### Records provided ###

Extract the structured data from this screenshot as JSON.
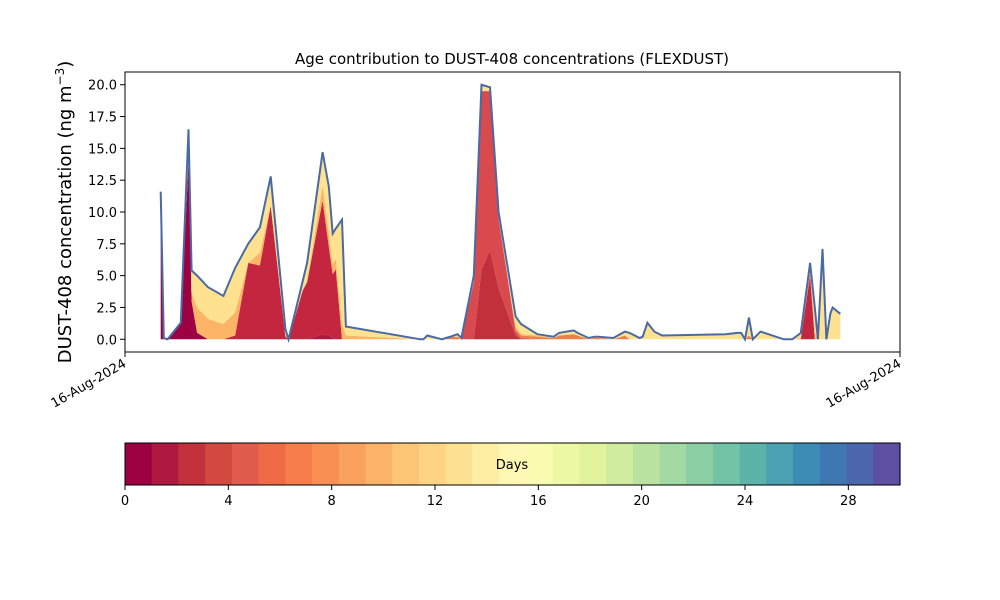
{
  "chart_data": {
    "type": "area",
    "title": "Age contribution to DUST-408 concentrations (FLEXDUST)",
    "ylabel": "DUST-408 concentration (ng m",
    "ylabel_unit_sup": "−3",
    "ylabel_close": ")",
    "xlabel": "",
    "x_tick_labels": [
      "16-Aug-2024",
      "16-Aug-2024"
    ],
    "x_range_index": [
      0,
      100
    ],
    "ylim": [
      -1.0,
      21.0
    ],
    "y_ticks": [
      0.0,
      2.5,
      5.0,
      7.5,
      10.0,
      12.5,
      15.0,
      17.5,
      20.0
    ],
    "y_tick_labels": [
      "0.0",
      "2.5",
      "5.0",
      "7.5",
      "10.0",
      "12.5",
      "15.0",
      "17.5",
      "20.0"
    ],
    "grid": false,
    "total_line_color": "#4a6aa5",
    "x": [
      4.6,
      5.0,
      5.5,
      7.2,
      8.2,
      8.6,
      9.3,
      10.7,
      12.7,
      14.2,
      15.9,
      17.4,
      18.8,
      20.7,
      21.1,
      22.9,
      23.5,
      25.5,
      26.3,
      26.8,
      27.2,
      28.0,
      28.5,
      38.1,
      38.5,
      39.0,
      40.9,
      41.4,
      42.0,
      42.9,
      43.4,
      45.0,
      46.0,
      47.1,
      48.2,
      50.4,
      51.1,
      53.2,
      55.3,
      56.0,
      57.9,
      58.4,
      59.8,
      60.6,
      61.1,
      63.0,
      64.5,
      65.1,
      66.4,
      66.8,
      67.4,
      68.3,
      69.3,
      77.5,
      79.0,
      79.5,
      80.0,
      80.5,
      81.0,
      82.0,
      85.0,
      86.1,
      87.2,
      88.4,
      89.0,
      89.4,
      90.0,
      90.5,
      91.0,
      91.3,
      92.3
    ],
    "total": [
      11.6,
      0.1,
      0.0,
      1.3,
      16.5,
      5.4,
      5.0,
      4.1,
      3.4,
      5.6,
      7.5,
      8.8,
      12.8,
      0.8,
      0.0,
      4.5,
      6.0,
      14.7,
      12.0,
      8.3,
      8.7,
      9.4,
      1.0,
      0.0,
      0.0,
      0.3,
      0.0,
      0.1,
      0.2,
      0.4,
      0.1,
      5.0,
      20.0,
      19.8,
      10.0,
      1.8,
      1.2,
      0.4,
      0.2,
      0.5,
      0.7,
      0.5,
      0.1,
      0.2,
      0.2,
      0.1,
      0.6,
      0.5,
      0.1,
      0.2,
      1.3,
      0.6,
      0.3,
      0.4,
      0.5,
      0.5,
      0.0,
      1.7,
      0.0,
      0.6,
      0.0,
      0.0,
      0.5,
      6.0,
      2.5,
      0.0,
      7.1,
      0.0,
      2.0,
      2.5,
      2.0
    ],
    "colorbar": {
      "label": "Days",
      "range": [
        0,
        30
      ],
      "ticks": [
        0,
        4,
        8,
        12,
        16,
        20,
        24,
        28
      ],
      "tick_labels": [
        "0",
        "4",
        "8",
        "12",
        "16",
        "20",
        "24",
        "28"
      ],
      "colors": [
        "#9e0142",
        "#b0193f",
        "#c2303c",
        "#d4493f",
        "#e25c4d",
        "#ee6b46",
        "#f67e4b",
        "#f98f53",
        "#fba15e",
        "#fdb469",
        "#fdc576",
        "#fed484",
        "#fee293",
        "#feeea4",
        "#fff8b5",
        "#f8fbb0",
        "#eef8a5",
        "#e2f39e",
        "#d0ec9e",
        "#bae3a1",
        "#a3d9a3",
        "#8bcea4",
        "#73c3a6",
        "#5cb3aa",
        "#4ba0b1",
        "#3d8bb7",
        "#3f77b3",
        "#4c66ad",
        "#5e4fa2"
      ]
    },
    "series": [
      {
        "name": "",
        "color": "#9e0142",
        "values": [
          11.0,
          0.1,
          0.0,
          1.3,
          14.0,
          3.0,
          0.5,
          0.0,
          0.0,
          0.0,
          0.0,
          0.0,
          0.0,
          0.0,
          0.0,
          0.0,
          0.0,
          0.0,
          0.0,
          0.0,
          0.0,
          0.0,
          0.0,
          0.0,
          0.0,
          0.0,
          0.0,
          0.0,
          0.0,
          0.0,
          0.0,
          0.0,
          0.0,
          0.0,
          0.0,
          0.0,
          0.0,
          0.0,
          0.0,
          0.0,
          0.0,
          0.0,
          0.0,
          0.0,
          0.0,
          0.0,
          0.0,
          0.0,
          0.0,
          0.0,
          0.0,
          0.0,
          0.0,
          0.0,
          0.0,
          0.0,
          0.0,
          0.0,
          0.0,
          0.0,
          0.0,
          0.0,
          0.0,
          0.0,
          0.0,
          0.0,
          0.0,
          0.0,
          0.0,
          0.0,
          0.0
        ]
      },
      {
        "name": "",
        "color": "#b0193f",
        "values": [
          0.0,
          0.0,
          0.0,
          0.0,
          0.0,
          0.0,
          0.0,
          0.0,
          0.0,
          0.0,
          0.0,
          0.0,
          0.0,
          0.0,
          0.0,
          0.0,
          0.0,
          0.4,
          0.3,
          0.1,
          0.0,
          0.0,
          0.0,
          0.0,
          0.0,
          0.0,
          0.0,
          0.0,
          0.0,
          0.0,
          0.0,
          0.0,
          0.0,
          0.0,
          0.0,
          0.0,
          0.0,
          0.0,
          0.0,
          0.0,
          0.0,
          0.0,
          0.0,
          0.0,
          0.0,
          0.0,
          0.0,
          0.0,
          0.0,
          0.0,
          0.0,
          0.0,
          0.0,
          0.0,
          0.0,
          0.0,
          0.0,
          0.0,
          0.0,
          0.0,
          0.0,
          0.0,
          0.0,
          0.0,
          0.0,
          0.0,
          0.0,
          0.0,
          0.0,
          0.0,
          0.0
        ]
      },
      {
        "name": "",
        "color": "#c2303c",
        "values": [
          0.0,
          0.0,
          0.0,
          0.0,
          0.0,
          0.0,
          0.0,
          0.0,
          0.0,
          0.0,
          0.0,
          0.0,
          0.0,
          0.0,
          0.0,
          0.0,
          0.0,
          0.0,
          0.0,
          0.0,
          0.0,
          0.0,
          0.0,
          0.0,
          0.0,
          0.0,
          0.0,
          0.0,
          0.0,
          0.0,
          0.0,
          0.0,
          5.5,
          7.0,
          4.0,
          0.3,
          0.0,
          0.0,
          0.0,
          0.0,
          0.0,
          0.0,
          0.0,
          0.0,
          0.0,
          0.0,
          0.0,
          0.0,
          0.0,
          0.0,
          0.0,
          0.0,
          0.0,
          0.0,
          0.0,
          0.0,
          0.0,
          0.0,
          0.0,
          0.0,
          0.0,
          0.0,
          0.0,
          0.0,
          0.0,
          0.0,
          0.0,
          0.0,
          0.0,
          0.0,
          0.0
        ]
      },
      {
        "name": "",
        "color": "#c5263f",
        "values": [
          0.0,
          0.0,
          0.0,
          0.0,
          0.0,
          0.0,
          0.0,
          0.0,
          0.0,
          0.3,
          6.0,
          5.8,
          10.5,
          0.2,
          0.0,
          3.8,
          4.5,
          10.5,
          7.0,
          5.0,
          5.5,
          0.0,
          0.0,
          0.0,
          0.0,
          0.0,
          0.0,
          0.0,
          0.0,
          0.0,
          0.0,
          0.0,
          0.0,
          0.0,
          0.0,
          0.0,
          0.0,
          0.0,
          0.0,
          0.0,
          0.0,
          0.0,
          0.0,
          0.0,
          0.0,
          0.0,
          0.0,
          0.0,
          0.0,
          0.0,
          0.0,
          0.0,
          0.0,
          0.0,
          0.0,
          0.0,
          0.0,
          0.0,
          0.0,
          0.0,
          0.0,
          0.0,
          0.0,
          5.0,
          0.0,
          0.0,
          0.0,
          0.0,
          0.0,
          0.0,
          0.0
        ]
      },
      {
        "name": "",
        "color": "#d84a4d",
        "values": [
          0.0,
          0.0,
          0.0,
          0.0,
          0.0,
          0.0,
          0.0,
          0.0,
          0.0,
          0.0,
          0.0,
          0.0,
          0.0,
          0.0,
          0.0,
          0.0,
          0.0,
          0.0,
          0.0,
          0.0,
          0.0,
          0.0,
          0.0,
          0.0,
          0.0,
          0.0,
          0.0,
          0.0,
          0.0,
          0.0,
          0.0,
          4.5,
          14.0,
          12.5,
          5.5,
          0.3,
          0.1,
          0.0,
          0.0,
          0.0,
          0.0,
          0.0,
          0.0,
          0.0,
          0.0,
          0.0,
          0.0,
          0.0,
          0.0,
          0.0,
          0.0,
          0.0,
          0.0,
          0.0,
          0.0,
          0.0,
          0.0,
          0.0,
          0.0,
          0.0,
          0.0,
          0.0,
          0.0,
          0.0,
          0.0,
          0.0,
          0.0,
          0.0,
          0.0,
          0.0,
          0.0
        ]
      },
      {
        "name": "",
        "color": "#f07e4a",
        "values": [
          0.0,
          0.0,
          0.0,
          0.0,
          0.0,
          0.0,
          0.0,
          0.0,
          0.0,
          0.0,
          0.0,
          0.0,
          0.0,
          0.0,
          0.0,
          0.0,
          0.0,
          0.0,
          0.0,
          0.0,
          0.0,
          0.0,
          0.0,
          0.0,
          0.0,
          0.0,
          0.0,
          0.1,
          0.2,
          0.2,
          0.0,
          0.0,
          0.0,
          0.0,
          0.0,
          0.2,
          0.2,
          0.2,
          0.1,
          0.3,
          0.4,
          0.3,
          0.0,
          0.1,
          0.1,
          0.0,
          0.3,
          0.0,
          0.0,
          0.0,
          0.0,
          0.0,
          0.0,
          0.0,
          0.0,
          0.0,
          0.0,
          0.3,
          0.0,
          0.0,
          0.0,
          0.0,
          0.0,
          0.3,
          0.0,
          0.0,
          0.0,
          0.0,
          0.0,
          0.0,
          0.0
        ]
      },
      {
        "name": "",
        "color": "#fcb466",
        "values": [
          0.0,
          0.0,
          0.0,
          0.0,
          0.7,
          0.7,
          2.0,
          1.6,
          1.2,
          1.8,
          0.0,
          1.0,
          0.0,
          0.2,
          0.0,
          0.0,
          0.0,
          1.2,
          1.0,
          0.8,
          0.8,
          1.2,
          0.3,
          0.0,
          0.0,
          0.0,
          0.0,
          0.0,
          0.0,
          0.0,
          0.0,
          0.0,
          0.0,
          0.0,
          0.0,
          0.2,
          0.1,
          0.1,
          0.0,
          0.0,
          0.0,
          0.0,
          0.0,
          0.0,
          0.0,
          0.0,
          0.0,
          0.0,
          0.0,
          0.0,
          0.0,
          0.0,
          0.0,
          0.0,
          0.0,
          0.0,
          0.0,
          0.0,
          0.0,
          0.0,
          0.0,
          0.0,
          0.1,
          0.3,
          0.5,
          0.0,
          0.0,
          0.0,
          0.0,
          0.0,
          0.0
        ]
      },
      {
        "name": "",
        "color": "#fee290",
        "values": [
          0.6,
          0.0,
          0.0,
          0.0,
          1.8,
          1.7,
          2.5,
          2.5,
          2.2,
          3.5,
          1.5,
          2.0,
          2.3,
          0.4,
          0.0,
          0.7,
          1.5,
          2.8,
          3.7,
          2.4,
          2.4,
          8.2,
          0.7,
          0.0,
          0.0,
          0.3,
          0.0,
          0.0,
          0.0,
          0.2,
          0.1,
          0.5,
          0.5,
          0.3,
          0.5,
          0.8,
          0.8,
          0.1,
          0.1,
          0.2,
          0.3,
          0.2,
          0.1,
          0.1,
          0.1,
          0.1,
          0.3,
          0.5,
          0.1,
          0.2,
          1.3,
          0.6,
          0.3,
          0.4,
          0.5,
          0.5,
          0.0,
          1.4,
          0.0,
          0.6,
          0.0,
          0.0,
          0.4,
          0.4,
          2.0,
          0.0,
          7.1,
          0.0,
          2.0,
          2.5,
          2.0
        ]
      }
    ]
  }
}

###

Task description: Above are the records; copy every line in them that holds the word "DUST".

Full solution:
    "title": "Age contribution to DUST-408 concentrations (FLEXDUST)",
    "ylabel": "DUST-408 concentration (ng m",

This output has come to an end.